Wherever the word "Contains" appears in the entries, copy the whole line.

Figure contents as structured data
start
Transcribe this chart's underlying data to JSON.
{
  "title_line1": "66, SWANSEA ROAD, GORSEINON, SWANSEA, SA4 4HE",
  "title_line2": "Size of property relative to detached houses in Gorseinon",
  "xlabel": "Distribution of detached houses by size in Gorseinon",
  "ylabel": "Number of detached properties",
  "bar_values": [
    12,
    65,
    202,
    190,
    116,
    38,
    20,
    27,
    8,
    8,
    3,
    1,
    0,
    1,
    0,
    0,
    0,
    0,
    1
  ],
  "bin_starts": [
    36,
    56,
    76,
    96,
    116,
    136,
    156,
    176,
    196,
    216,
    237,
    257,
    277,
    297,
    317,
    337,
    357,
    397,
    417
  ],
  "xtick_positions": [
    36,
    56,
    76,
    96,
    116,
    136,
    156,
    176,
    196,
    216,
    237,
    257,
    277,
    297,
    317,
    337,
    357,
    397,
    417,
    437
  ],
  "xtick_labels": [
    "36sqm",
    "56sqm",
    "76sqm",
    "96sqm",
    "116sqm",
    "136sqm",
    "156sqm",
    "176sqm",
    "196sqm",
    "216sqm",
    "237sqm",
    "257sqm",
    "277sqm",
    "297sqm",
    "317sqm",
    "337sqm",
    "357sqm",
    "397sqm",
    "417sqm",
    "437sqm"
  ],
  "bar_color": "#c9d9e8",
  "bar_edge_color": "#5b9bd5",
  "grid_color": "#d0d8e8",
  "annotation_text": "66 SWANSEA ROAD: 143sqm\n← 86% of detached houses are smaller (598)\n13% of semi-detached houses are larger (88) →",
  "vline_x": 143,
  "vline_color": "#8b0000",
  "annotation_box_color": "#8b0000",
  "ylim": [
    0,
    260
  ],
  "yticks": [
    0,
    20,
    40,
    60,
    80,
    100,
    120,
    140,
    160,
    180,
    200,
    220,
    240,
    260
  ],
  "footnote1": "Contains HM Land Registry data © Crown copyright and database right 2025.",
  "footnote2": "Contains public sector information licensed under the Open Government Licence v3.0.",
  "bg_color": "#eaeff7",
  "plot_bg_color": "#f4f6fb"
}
end
### SOLUTION TO THE PROBLEM
  "footnote1": "Contains HM Land Registry data © Crown copyright and database right 2025.",
  "footnote2": "Contains public sector information licensed under the Open Government Licence v3.0.",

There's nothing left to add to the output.